* Start *

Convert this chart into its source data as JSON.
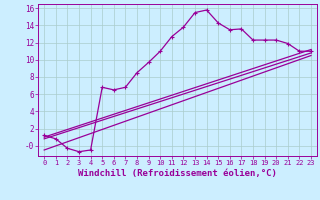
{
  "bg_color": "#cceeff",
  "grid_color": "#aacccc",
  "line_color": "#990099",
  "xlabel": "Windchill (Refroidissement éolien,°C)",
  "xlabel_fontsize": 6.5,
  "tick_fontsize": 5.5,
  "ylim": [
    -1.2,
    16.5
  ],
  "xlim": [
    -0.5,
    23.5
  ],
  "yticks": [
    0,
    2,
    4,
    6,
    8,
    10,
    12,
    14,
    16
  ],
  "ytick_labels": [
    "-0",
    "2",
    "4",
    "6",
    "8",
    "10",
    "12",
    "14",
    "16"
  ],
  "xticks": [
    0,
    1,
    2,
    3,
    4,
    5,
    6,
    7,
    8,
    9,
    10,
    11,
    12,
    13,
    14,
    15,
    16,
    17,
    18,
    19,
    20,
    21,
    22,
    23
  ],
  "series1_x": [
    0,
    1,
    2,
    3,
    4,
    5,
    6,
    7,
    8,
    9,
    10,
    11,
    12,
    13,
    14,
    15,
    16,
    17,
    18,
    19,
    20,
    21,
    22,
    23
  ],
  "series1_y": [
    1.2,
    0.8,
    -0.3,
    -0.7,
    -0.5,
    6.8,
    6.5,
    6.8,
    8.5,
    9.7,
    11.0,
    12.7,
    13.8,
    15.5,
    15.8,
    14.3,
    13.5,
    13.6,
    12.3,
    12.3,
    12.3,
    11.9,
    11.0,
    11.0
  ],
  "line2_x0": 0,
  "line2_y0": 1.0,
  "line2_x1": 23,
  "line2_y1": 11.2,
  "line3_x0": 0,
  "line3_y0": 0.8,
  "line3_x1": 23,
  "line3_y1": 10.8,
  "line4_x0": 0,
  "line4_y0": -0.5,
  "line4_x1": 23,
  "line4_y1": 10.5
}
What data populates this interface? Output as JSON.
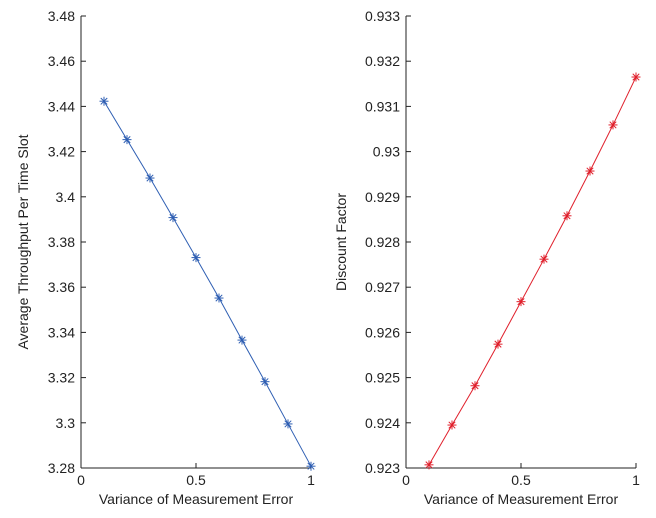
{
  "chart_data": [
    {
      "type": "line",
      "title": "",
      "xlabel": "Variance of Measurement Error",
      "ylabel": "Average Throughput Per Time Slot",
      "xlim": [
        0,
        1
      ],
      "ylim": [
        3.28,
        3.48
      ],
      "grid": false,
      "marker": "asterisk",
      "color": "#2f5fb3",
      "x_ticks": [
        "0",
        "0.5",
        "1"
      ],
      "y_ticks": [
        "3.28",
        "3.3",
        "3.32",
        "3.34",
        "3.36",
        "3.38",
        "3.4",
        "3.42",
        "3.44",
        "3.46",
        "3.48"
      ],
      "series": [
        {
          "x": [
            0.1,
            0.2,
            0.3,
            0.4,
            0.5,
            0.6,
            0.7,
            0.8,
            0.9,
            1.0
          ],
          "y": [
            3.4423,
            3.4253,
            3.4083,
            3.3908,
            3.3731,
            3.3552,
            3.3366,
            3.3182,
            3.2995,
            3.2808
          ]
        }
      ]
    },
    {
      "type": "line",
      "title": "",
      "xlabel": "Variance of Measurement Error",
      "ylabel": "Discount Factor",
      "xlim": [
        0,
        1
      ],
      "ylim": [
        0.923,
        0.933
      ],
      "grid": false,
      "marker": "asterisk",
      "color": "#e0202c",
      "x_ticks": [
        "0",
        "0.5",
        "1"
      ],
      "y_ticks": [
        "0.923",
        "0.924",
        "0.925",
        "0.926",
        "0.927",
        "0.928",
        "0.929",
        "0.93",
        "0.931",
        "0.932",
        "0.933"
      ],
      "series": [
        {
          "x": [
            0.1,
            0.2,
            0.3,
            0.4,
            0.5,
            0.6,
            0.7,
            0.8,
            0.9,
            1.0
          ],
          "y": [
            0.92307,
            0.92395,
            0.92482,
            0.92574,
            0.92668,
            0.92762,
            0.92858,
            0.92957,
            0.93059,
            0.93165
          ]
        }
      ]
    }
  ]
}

* End *

> **TASK TO COMPLETE**
Copy all the entries word for word. Omit any pictures.

> **RESPONSE TO THIS TASK**
Convert this chart into its source data as JSON.
{
  "bg_color": "#cceeff",
  "grid_color": "#aacccc",
  "line_color": "#990099",
  "xlabel": "Windchill (Refroidissement éolien,°C)",
  "xlabel_fontsize": 6.5,
  "tick_fontsize": 5.5,
  "ylim": [
    -1.2,
    16.5
  ],
  "xlim": [
    -0.5,
    23.5
  ],
  "yticks": [
    0,
    2,
    4,
    6,
    8,
    10,
    12,
    14,
    16
  ],
  "ytick_labels": [
    "-0",
    "2",
    "4",
    "6",
    "8",
    "10",
    "12",
    "14",
    "16"
  ],
  "xticks": [
    0,
    1,
    2,
    3,
    4,
    5,
    6,
    7,
    8,
    9,
    10,
    11,
    12,
    13,
    14,
    15,
    16,
    17,
    18,
    19,
    20,
    21,
    22,
    23
  ],
  "series1_x": [
    0,
    1,
    2,
    3,
    4,
    5,
    6,
    7,
    8,
    9,
    10,
    11,
    12,
    13,
    14,
    15,
    16,
    17,
    18,
    19,
    20,
    21,
    22,
    23
  ],
  "series1_y": [
    1.2,
    0.8,
    -0.3,
    -0.7,
    -0.5,
    6.8,
    6.5,
    6.8,
    8.5,
    9.7,
    11.0,
    12.7,
    13.8,
    15.5,
    15.8,
    14.3,
    13.5,
    13.6,
    12.3,
    12.3,
    12.3,
    11.9,
    11.0,
    11.0
  ],
  "line2_x0": 0,
  "line2_y0": 1.0,
  "line2_x1": 23,
  "line2_y1": 11.2,
  "line3_x0": 0,
  "line3_y0": 0.8,
  "line3_x1": 23,
  "line3_y1": 10.8,
  "line4_x0": 0,
  "line4_y0": -0.5,
  "line4_x1": 23,
  "line4_y1": 10.5
}
What data populates this interface? Output as JSON.
{
  "chart_data": [
    {
      "type": "line",
      "title": "",
      "xlabel": "Variance of Measurement Error",
      "ylabel": "Average Throughput Per Time Slot",
      "xlim": [
        0,
        1
      ],
      "ylim": [
        3.28,
        3.48
      ],
      "grid": false,
      "marker": "asterisk",
      "color": "#2f5fb3",
      "x_ticks": [
        "0",
        "0.5",
        "1"
      ],
      "y_ticks": [
        "3.28",
        "3.3",
        "3.32",
        "3.34",
        "3.36",
        "3.38",
        "3.4",
        "3.42",
        "3.44",
        "3.46",
        "3.48"
      ],
      "series": [
        {
          "x": [
            0.1,
            0.2,
            0.3,
            0.4,
            0.5,
            0.6,
            0.7,
            0.8,
            0.9,
            1.0
          ],
          "y": [
            3.4423,
            3.4253,
            3.4083,
            3.3908,
            3.3731,
            3.3552,
            3.3366,
            3.3182,
            3.2995,
            3.2808
          ]
        }
      ]
    },
    {
      "type": "line",
      "title": "",
      "xlabel": "Variance of Measurement Error",
      "ylabel": "Discount Factor",
      "xlim": [
        0,
        1
      ],
      "ylim": [
        0.923,
        0.933
      ],
      "grid": false,
      "marker": "asterisk",
      "color": "#e0202c",
      "x_ticks": [
        "0",
        "0.5",
        "1"
      ],
      "y_ticks": [
        "0.923",
        "0.924",
        "0.925",
        "0.926",
        "0.927",
        "0.928",
        "0.929",
        "0.93",
        "0.931",
        "0.932",
        "0.933"
      ],
      "series": [
        {
          "x": [
            0.1,
            0.2,
            0.3,
            0.4,
            0.5,
            0.6,
            0.7,
            0.8,
            0.9,
            1.0
          ],
          "y": [
            0.92307,
            0.92395,
            0.92482,
            0.92574,
            0.92668,
            0.92762,
            0.92858,
            0.92957,
            0.93059,
            0.93165
          ]
        }
      ]
    }
  ]
}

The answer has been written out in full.